GIVEN PROBLEM
Gather, from the listing beneath this task, every line holding the string "características".
*-*-*
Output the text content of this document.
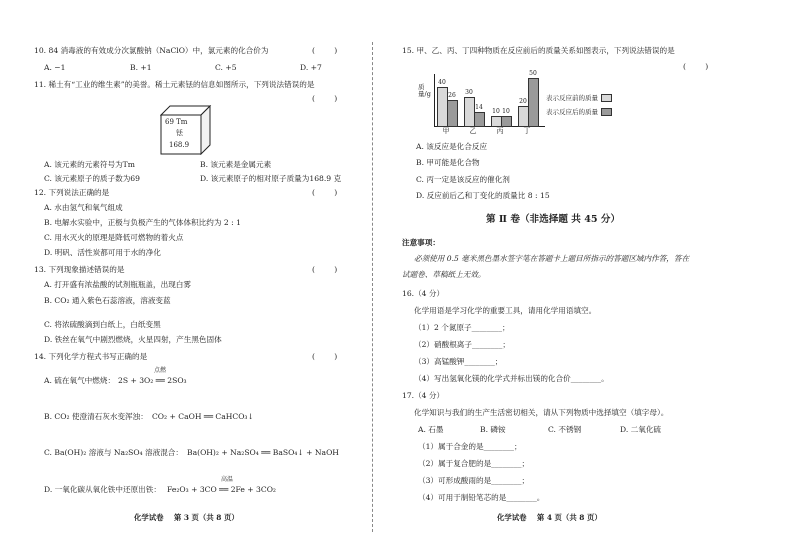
10. 84 消毒液的有效成分次氯酸钠（NaClO）中，氯元素的化合价为	(        )
A. −1	B. +1	C. +5	D. +7
11. 稀土有“工业的维生素”的美誉。稀土元素铥的信息如图所示，下列说法错误的是
(        )
69 Tm
铥
168.9
A. 该元素的元素符号为Tm	B. 该元素是金属元素
C. 该元素原子的质子数为69	D. 该元素原子的相对原子质量为168.9 克
12. 下列说法正确的是	(        )
A. 水由氢气和氧气组成
B. 电解水实验中，正极与负极产生的气体体积比约为 2 : 1
C. 用水灭火的原理是降低可燃物的着火点
D. 明矾、活性炭都可用于水的净化
13. 下列现象描述错误的是	(        )
A. 打开盛有浓盐酸的试剂瓶瓶盖，出现白雾
B. CO₂ 通入紫色石蕊溶液，溶液变蓝
C. 将浓硫酸滴到白纸上，白纸变黑
D. 铁丝在氧气中剧烈燃烧，火星四射，产生黑色固体
14. 下列化学方程式书写正确的是	(        )
A. 硫在氧气中燃烧：
点燃
2S + 3O₂ ══ 2SO₃
B. CO₂ 使澄清石灰水变浑浊： CO₂ + CaOH ══ CaHCO₃↓
C. Ba(OH)₂ 溶液与 Na₂SO₄ 溶液混合： Ba(OH)₂ + Na₂SO₄ ══ BaSO₄↓ + NaOH
D. 一氧化碳从氧化铁中还原出铁：
高温
Fe₂O₃ + 3CO ══ 2Fe + 3CO₂
化学试卷    第 3 页（共 8 页）
15. 甲、乙、丙、丁四种物质在反应前后的质量关系如图表示，下列说法错误的是
(        )
质量/g
40
26	30
14
10 10
20
50
甲	乙	丙	丁
表示反应前的质量
表示反应后的质量
A. 该反应是化合反应
B. 甲可能是化合物
C. 丙一定是该反应的催化剂
D. 反应前后乙和丁变化的质量比 8 : 15
第 Ⅱ 卷（非选择题 共 45 分）
注意事项：
必须使用 0.5 毫米黑色墨水签字笔在答题卡上题目所指示的答题区域内作答，答在
试题卷、草稿纸上无效。
16.（4 分）
化学用语是学习化学的重要工具，请用化学用语填空。
（1）2 个氮原子________；
（2）硝酸根离子________；
（3）高锰酸钾________；
（4）写出氢氧化镁的化学式并标出镁的化合价________。
17.（4 分）
化学知识与我们的生产生活密切相关，请从下列物质中选择填空（填字母）。
A. 石墨	B. 磷铵	C. 不锈钢	D. 二氧化硫
（1）属于合金的是________；
（2）属于复合肥的是________；
（3）可形成酸雨的是________；
（4）可用于制铅笔芯的是________。
化学试卷    第 4 页（共 8 页）
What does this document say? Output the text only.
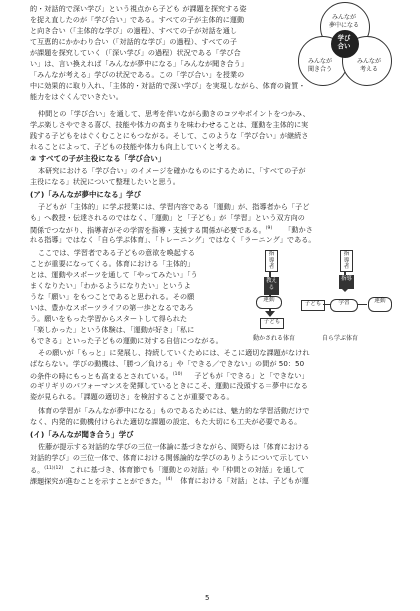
的・対話的で深い学び」という視点から子ども が課題を探究する姿
を捉え直したのが「学び合い」である。すべての子が主体的に運動
と向き合い（「主体的な学び」の過程）、すべての子が対話を通し
て互恵的にかかわり合い（「対話的な学び」の過程）、すべての子
が課題を探究していく（「深い学び」の過程）状況である「学び合
い」は、言い換えれば「みんなが夢中になる」「みんなが聞き合う」
「みんなが考える」学びの状況である。この「学び合い」を授業の
中に効果的に取り入れ、「主体的・対話的で深い学び」を実現しながら、体育の資質・
能力をはぐくんでいきたい。
みんなが
夢中になる
学び
合い
みんなが
聞き合う
みんなが
考える
仲間との「学び合い」を通して、思考を伴いながら動きのコツやポイントをつかみ、
学ぶ楽しさやできる喜び、技能や体力の高まりを味わわせることは、運動を主体的に実
践する子どもをはぐくむことにもつながる。そして、このような「学び合い」が継続さ
れることによって、子どもの技能や体力も向上していくと考える。
② すべての子が主役になる「学び合い」
本研究における「学び合い」のイメージを確かなものにするために、「すべての子が
主役になる」状況について整理したいと思う。
(ア)「みんなが夢中になる」学び
子どもが「主体的」に学ぶ授業には、学習内容である「運動」が、指導者から「子ど
も」へ教授・伝達されるのではなく、「運動」と「子ども」が「学習」という双方向の
関係でつながり、指導者がその学習を指導・支援する関係が必要である。$^{(9)}$ 「動かさ
れる指導」ではなく「自ら学ぶ体育」、「トレーニング」ではなく「ラーニング」である。
ここでは、学習者である子どもの意欲を喚起する
ことが重要になってくる。体育における「主体的」
とは、運動やスポーツを通して「やってみたい」「う
まくなりたい」「わかるようになりたい」というよ
うな「願い」をもつことであると思われる。その願
いは、豊かなスポーツライフの第一歩となるであろ
う。願いをもった学習からスタートして得られた
「楽しかった」という体験は、「運動が好き」「私に
もできる」といった子どもの運動に対する自信につながる。
指導者
教える
運動
子ども
動かされる体育
指導者
指導
子ども	学習	運動
自ら学ぶ体育
その願いが「もっと」に発展し、持続していくためには、そこに適切な課題がなけれ
ばならない。学びの動機は、「勝つ／負ける」や「できる／できない」の間が 50：50
の条件の時にもっとも高まるとされている。$^{(10)}$ 子どもが「できる」と「できない」
のギリギリのパフォーマンスを発揮しているときにこそ、運動に没頭する＝夢中になる
姿が見られる。「課題の適切さ」を検討することが重要である。
体育の学習が「みんなが夢中になる」ものであるためには、魅力的な学習活動だけで
なく、内発的に動機付けられた適切な課題の設定、もた大切にも工夫が必要である。
(イ)「みんなが聞き合う」学び
佐藤が提示する対話的な学びの三位一体論に基づきながら、岡野らは「体育における
対話的学び」の三位一体で、体育における関係論的な学びのありようについて示してい
る。$^{(11)(12)}$ これに基づき、体育節でも「運動との対話」や「仲間との対話」を通して
課題探究が進むことを示すことができた。$^{(4)}$ 体育における「対話」とは、子どもが運
5
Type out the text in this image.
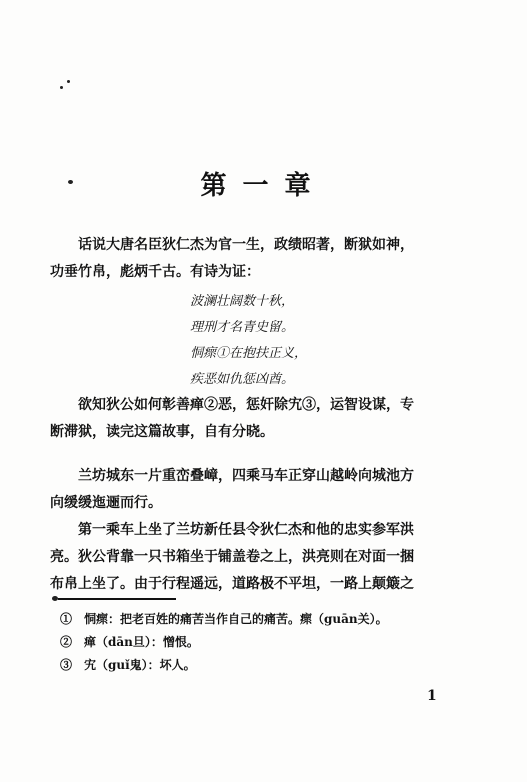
第一章
话说大唐名臣狄仁杰为官一生，政绩昭著，断狱如神，
功垂竹帛，彪炳千古。有诗为证：
波澜壮阔数十秋，
理刑才名青史留。
恫瘝①在抱扶正义，
疾恶如仇惩凶酋。
欲知狄公如何彰善瘅②恶，惩奸除宄③，运智设谋，专
断滞狱，读完这篇故事，自有分晓。
兰坊城东一片重峦叠嶂，四乘马车正穿山越岭向城池方
向缓缓迤逦而行。
第一乘车上坐了兰坊新任县令狄仁杰和他的忠实参军洪
亮。狄公背靠一只书箱坐于铺盖卷之上，洪亮则在对面一捆
布帛上坐了。由于行程遥远，道路极不平坦，一路上颠簸之
①　恫瘝：把老百姓的痛苦当作自己的痛苦。瘝（guān关）。
②　瘅（dān旦）：憎恨。
③　宄（guǐ鬼）：坏人。
1
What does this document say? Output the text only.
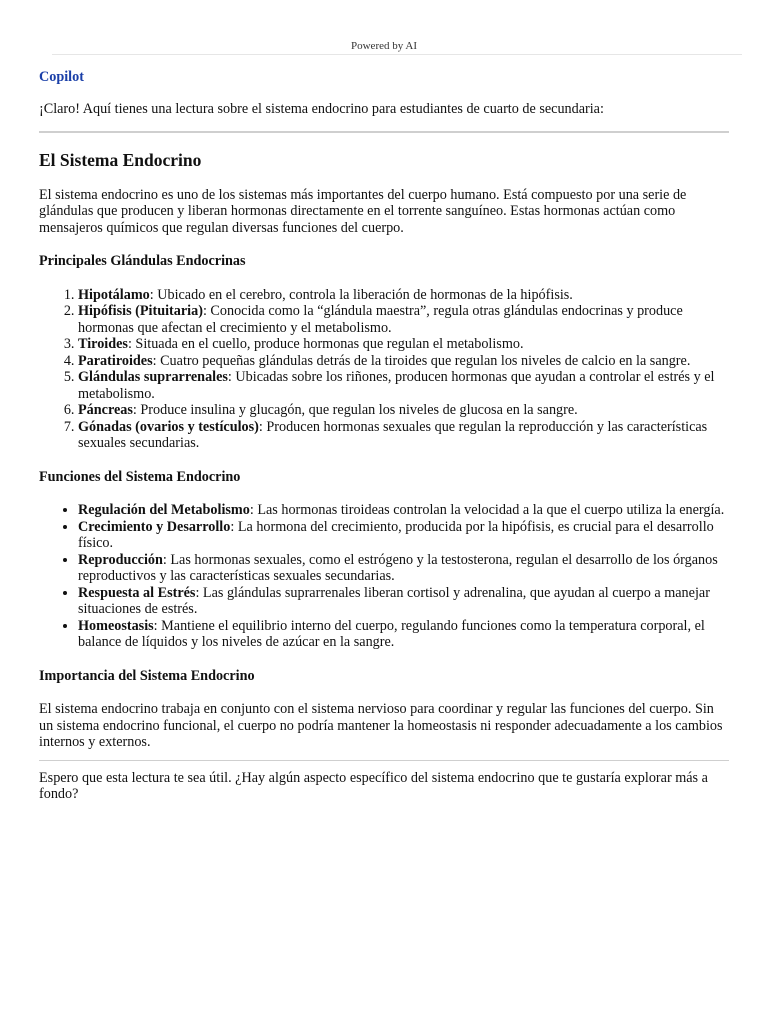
Powered by AI
Copilot

¡Claro! Aquí tienes una lectura sobre el sistema endocrino para estudiantes de cuarto de secundaria:

El Sistema Endocrino

El sistema endocrino es uno de los sistemas más importantes del cuerpo humano. Está compuesto por una serie de glándulas que producen y liberan hormonas directamente en el torrente sanguíneo. Estas hormonas actúan como mensajeros químicos que regulan diversas funciones del cuerpo.

Principales Glándulas Endocrinas
1. Hipotálamo: Ubicado en el cerebro, controla la liberación de hormonas de la hipófisis.
2. Hipófisis (Pituitaria): Conocida como la “glándula maestra”, regula otras glándulas endocrinas y produce hormonas que afectan el crecimiento y el metabolismo.
3. Tiroides: Situada en el cuello, produce hormonas que regulan el metabolismo.
4. Paratiroides: Cuatro pequeñas glándulas detrás de la tiroides que regulan los niveles de calcio en la sangre.
5. Glándulas suprarrenales: Ubicadas sobre los riñones, producen hormonas que ayudan a controlar el estrés y el metabolismo.
6. Páncreas: Produce insulina y glucagón, que regulan los niveles de glucosa en la sangre.
7. Gónadas (ovarios y testículos): Producen hormonas sexuales que regulan la reproducción y las características sexuales secundarias.
Funciones del Sistema Endocrino
• Regulación del Metabolismo: Las hormonas tiroideas controlan la velocidad a la que el cuerpo utiliza la energía.
• Crecimiento y Desarrollo: La hormona del crecimiento, producida por la hipófisis, es crucial para el desarrollo físico.
• Reproducción: Las hormonas sexuales, como el estrógeno y la testosterona, regulan el desarrollo de los órganos reproductivos y las características sexuales secundarias.
• Respuesta al Estrés: Las glándulas suprarrenales liberan cortisol y adrenalina, que ayudan al cuerpo a manejar situaciones de estrés.
• Homeostasis: Mantiene el equilibrio interno del cuerpo, regulando funciones como la temperatura corporal, el balance de líquidos y los niveles de azúcar en la sangre.
Importancia del Sistema Endocrino

El sistema endocrino trabaja en conjunto con el sistema nervioso para coordinar y regular las funciones del cuerpo. Sin un sistema endocrino funcional, el cuerpo no podría mantener la homeostasis ni responder adecuadamente a los cambios internos y externos.

Espero que esta lectura te sea útil. ¿Hay algún aspecto específico del sistema endocrino que te gustaría explorar más a fondo?
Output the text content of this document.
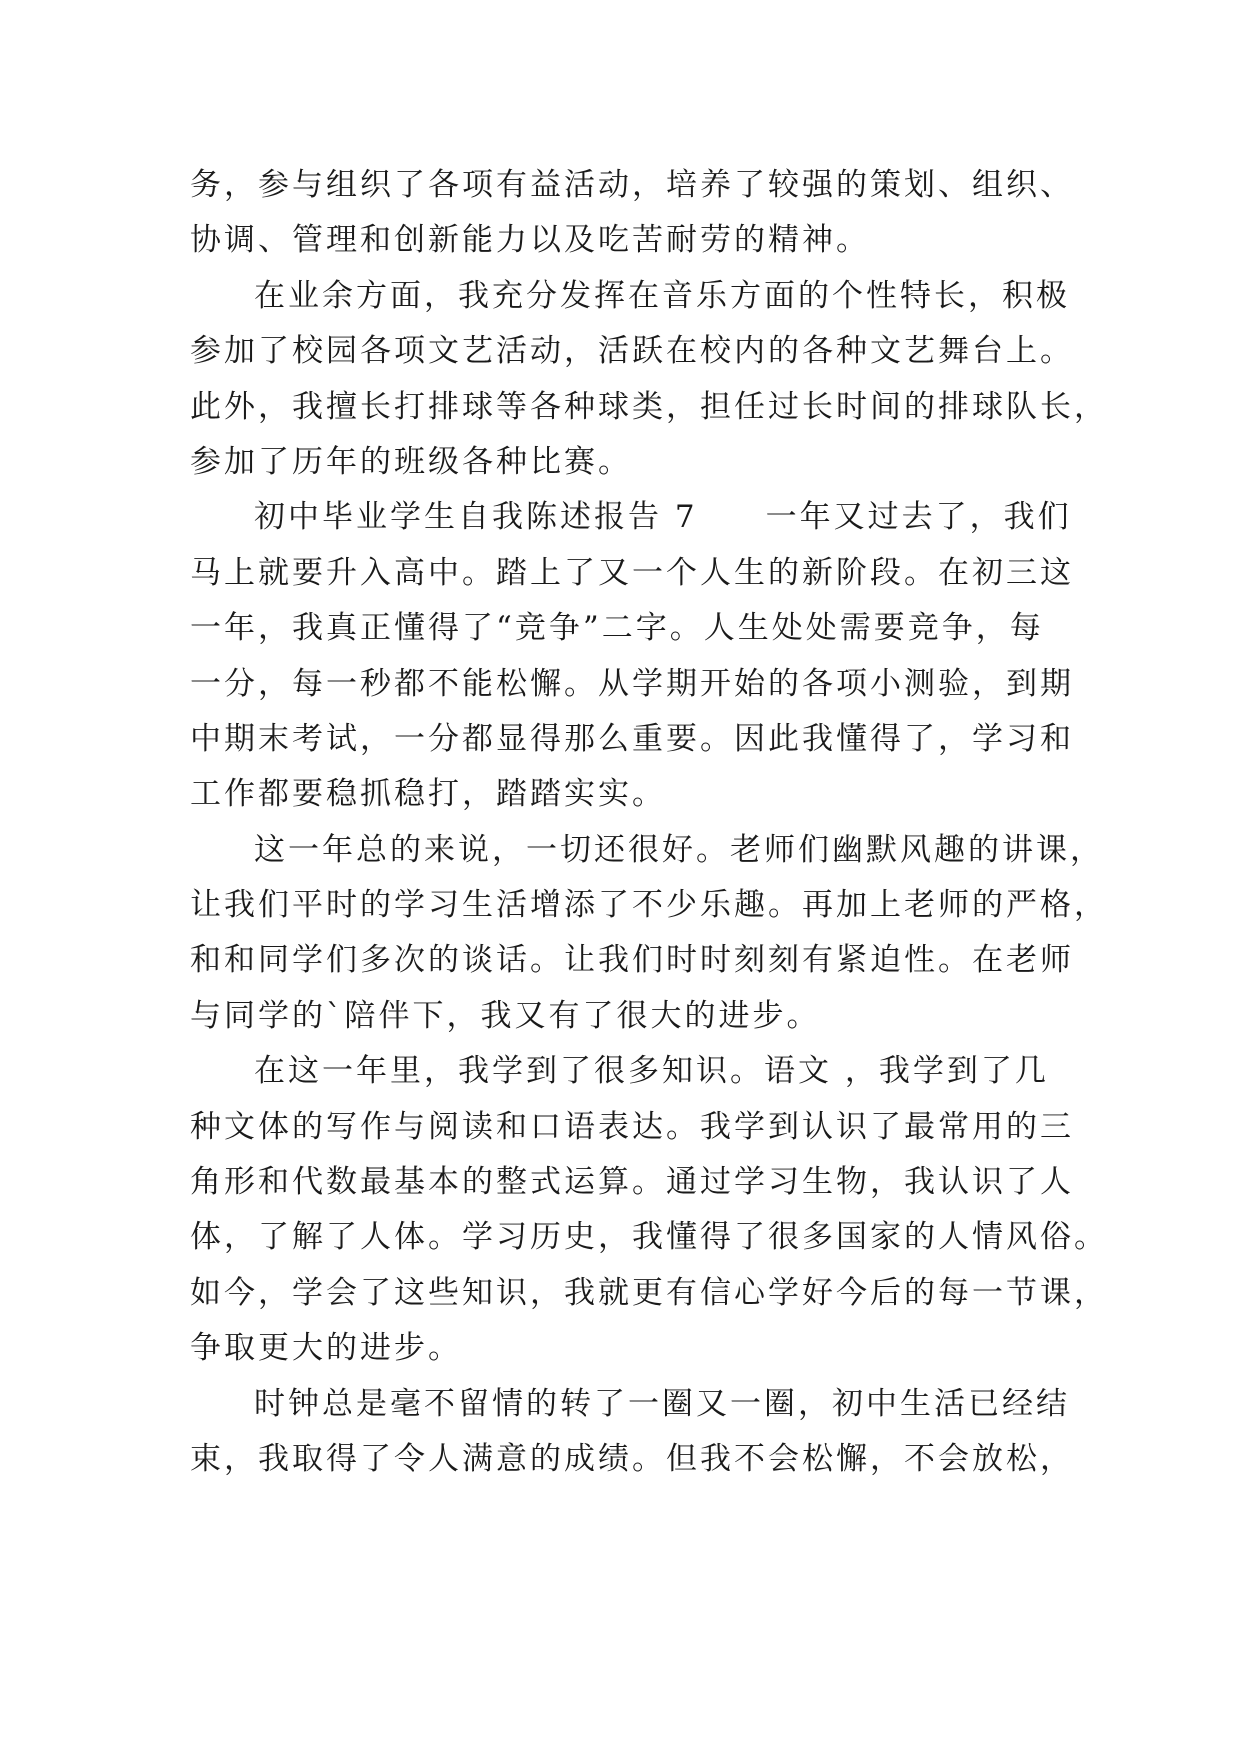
务，参与组织了各项有益活动，培养了较强的策划、组织、
协调、管理和创新能力以及吃苦耐劳的精神。
在业余方面，我充分发挥在音乐方面的个性特长，积极
参加了校园各项文艺活动，活跃在校内的各种文艺舞台上。
此外，我擅长打排球等各种球类，担任过长时间的排球队长，
参加了历年的班级各种比赛。
初中毕业学生自我陈述报告 7　　一年又过去了，我们
马上就要升入高中。踏上了又一个人生的新阶段。在初三这
一年，我真正懂得了“竞争”二字。人生处处需要竞争，每
一分，每一秒都不能松懈。从学期开始的各项小测验，到期
中期末考试，一分都显得那么重要。因此我懂得了，学习和
工作都要稳抓稳打，踏踏实实。
这一年总的来说，一切还很好。老师们幽默风趣的讲课，
让我们平时的学习生活增添了不少乐趣。再加上老师的严格，
和和同学们多次的谈话。让我们时时刻刻有紧迫性。在老师
与同学的`陪伴下，我又有了很大的进步。
在这一年里，我学到了很多知识。语文 ，我学到了几
种文体的写作与阅读和口语表达。我学到认识了最常用的三
角形和代数最基本的整式运算。通过学习生物，我认识了人
体，了解了人体。学习历史，我懂得了很多国家的人情风俗。
如今，学会了这些知识，我就更有信心学好今后的每一节课，
争取更大的进步。
时钟总是毫不留情的转了一圈又一圈，初中生活已经结
束，我取得了令人满意的成绩。但我不会松懈，不会放松，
*-*-*
RESPONSE TO THIS EXERCISE
7. Gónadas (ovarios y testículos): Producen hormonas sexuales que regulan la reproducción y las características sexuales secundarias.
• Reproducción: Las hormonas sexuales, como el estrógeno y la testosterona, regulan el desarrollo de los órganos reproductivos y las características sexuales secundarias.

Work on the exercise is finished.